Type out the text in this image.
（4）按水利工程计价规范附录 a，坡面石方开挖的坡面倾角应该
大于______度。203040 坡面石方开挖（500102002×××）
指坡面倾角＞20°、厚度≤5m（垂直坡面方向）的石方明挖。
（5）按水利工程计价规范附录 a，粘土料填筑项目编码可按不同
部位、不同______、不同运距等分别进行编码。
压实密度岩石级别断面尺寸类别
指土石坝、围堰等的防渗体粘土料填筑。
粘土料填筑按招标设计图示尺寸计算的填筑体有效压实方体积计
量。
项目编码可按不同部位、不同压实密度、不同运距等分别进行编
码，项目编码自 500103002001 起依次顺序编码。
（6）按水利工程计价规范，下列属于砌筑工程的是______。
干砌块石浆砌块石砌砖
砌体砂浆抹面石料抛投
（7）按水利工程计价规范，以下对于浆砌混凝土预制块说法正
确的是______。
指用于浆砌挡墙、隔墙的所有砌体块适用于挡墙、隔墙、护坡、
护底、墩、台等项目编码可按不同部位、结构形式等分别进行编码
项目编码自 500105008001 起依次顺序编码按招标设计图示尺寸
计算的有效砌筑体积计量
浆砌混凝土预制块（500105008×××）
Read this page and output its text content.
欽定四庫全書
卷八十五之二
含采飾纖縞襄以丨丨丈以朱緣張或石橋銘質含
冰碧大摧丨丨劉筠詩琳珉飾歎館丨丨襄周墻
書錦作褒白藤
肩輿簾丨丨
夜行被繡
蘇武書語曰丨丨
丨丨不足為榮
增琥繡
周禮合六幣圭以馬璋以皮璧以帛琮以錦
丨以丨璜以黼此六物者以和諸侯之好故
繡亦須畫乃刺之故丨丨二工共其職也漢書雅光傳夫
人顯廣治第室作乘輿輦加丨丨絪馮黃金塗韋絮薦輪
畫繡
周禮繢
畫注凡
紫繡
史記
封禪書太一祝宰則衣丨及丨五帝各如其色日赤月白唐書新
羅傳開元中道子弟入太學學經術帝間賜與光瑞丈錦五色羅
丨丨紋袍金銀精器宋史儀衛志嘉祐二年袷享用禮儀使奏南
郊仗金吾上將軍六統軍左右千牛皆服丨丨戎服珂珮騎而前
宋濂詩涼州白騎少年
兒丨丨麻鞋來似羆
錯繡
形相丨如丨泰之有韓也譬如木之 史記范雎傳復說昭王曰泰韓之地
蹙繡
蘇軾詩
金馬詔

=== Task to complete ===
Look through the records and count each line that holds "项目编码自". Write only the total.

=== Exercise output ===
2